### Goal of the exercise
Output the full listing below exactly, without the pictures.

START Items

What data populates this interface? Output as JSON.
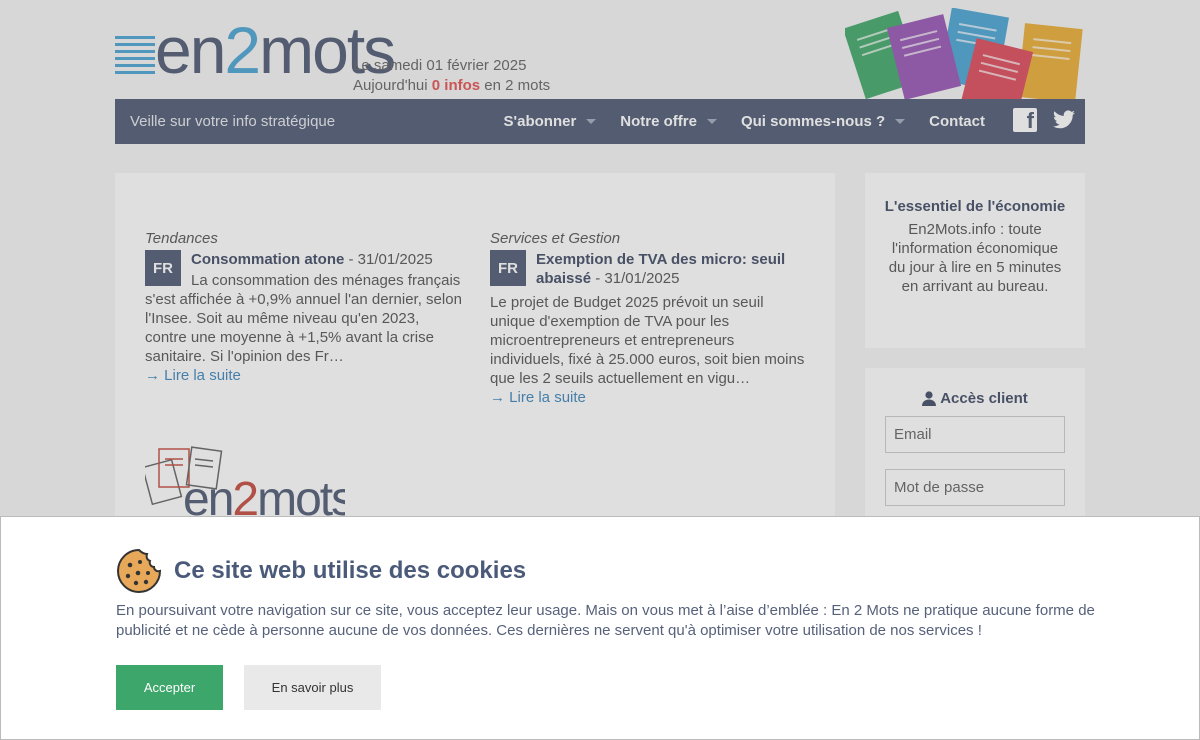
{
  "header": {
    "logo_text_a": "en",
    "logo_text_b": "2",
    "logo_text_c": "mots",
    "date_line": "Le samedi 01 février 2025",
    "today_prefix": "Aujourd'hui",
    "today_count": "0 infos",
    "today_suffix": "en 2 mots"
  },
  "nav": {
    "tagline": "Veille sur votre info stratégique",
    "items": [
      "S'abonner",
      "Notre offre",
      "Qui sommes-nous ?",
      "Contact"
    ],
    "social": [
      "facebook-icon",
      "twitter-icon"
    ]
  },
  "articles": [
    {
      "category": "Tendances",
      "flag": "FR",
      "title": "Consommation atone",
      "date": "- 31/01/2025",
      "excerpt": "La consommation des ménages français s'est affichée à +0,9% annuel l'an dernier, selon l'Insee. Soit au même niveau qu'en 2023, contre une moyenne à +1,5% avant la crise sanitaire. Si l'opinion des Fr…",
      "more": "→ Lire la suite"
    },
    {
      "category": "Services et Gestion",
      "flag": "FR",
      "title": "Exemption de TVA des micro: seuil abaissé",
      "date": "- 31/01/2025",
      "excerpt": "Le projet de Budget 2025 prévoit un seuil unique d'exemption de TVA pour les microentrepreneurs et entrepreneurs individuels, fixé à 25.000 euros, soit bien moins que les 2 seuils actuellement en vigu…",
      "more": "→ Lire la suite"
    }
  ],
  "sidebar": {
    "essentiel_title": "L'essentiel de l'économie",
    "essentiel_text": "En2Mots.info : toute l'information économique du jour à lire en 5 minutes en arrivant au bureau.",
    "access_title": "Accès client",
    "email_placeholder": "Email",
    "password_placeholder": "Mot de passe"
  },
  "cookie": {
    "title": "Ce site web utilise des cookies",
    "text": "En poursuivant votre navigation sur ce site, vous acceptez leur usage. Mais on vous met à l’aise d’emblée : En 2 Mots ne pratique aucune forme de publicité et ne cède à personne aucune de vos données. Ces dernières ne servent qu'à optimiser votre utilisation de nos services !",
    "accept": "Accepter",
    "learn_more": "En savoir plus"
  },
  "colors": {
    "nav_bg": "#3d4a66",
    "accent_red": "#e34040",
    "link": "#2a7bb5",
    "accept_green": "#3da66a"
  }
}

END Items

### Response to this exercise
What data populates this interface? Output as JSON.
{
  "header": {
    "logo_text_a": "en",
    "logo_text_b": "2",
    "logo_text_c": "mots",
    "date_line": "Le samedi 01 février 2025",
    "today_prefix": "Aujourd'hui",
    "today_count": "0 infos",
    "today_suffix": "en 2 mots"
  },
  "nav": {
    "tagline": "Veille sur votre info stratégique",
    "items": [
      "S'abonner",
      "Notre offre",
      "Qui sommes-nous ?",
      "Contact"
    ],
    "social": [
      "facebook-icon",
      "twitter-icon"
    ]
  },
  "articles": [
    {
      "category": "Tendances",
      "flag": "FR",
      "title": "Consommation atone",
      "date": "- 31/01/2025",
      "excerpt": "La consommation des ménages français s'est affichée à +0,9% annuel l'an dernier, selon l'Insee. Soit au même niveau qu'en 2023, contre une moyenne à +1,5% avant la crise sanitaire. Si l'opinion des Fr…",
      "more": "→ Lire la suite"
    },
    {
      "category": "Services et Gestion",
      "flag": "FR",
      "title": "Exemption de TVA des micro: seuil abaissé",
      "date": "- 31/01/2025",
      "excerpt": "Le projet de Budget 2025 prévoit un seuil unique d'exemption de TVA pour les microentrepreneurs et entrepreneurs individuels, fixé à 25.000 euros, soit bien moins que les 2 seuils actuellement en vigu…",
      "more": "→ Lire la suite"
    }
  ],
  "sidebar": {
    "essentiel_title": "L'essentiel de l'économie",
    "essentiel_text": "En2Mots.info : toute l'information économique du jour à lire en 5 minutes en arrivant au bureau.",
    "access_title": "Accès client",
    "email_placeholder": "Email",
    "password_placeholder": "Mot de passe"
  },
  "cookie": {
    "title": "Ce site web utilise des cookies",
    "text": "En poursuivant votre navigation sur ce site, vous acceptez leur usage. Mais on vous met à l’aise d’emblée : En 2 Mots ne pratique aucune forme de publicité et ne cède à personne aucune de vos données. Ces dernières ne servent qu'à optimiser votre utilisation de nos services !",
    "accept": "Accepter",
    "learn_more": "En savoir plus"
  },
  "colors": {
    "nav_bg": "#3d4a66",
    "accent_red": "#e34040",
    "link": "#2a7bb5",
    "accept_green": "#3da66a"
  }
}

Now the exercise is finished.